Exercise description
From the entries below, please gather each line containing the string "Используется".

[Collected data entries]
--- START ---
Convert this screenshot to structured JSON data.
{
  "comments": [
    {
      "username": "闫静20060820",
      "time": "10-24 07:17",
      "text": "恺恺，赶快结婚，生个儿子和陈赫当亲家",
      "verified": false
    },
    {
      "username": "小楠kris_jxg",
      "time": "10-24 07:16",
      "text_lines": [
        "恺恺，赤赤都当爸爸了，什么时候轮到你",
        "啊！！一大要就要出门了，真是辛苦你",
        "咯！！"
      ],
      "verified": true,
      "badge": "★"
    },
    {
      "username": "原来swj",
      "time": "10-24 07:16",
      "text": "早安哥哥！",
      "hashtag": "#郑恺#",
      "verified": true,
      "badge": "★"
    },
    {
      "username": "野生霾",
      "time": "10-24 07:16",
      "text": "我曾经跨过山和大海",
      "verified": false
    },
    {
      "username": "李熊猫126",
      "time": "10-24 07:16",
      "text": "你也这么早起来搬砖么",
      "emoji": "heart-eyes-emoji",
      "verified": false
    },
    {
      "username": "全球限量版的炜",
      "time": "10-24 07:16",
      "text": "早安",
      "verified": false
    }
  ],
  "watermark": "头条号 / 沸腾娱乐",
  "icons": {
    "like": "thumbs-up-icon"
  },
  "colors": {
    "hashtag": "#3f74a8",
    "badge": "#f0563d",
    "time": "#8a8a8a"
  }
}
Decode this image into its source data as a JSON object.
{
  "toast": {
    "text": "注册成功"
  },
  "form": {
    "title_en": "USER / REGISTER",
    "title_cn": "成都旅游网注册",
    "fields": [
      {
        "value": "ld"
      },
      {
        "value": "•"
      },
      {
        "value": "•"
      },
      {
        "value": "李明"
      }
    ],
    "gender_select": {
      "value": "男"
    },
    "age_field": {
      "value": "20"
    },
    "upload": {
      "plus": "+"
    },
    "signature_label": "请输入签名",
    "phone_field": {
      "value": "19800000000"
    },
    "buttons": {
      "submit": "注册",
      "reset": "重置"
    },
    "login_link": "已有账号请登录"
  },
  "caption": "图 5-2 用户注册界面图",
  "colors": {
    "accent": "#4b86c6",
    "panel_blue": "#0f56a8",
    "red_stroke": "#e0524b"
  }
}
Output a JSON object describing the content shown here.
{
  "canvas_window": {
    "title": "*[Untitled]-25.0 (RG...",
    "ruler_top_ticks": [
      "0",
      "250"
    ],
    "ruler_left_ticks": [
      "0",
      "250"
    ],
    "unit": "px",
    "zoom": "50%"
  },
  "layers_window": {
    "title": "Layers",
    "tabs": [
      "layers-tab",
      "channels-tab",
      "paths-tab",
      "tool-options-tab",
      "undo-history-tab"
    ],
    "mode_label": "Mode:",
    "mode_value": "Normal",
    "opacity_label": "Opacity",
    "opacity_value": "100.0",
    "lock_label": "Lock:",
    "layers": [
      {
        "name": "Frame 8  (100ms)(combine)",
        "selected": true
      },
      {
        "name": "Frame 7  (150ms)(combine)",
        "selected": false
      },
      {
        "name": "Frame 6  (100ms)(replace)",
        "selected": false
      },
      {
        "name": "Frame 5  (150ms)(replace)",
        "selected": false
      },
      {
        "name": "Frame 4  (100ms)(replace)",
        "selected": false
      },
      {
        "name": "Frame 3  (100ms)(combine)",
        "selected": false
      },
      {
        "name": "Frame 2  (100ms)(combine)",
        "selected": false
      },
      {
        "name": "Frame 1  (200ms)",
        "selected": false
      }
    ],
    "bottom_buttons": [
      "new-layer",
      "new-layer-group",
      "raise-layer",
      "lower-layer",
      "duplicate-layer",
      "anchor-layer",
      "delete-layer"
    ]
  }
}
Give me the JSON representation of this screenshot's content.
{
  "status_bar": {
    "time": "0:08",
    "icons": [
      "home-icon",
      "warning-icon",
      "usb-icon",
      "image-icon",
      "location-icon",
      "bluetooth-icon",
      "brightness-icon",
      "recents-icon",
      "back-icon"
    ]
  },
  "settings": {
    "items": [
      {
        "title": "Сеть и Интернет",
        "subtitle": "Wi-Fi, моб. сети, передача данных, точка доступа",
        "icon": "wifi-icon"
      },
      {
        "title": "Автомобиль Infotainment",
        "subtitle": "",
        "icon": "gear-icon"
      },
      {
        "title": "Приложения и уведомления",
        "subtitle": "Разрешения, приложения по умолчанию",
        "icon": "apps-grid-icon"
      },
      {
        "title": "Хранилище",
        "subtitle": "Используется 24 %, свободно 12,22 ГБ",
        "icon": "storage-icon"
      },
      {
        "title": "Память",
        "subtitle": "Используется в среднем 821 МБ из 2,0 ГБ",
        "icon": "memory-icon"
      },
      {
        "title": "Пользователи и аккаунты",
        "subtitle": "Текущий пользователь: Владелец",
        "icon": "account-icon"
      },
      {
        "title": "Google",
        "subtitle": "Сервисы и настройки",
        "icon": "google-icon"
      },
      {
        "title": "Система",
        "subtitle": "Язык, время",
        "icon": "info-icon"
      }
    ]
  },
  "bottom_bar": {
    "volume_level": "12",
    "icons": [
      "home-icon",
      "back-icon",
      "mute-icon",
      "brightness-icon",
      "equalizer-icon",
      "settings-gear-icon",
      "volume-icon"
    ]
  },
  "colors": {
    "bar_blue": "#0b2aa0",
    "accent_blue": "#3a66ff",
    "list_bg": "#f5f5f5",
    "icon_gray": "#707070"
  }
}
--- END ---
Completed task
        "subtitle": "Используется 24 %, свободно 12,22 ГБ",
        "subtitle": "Используется в среднем 821 МБ из 2,0 ГБ",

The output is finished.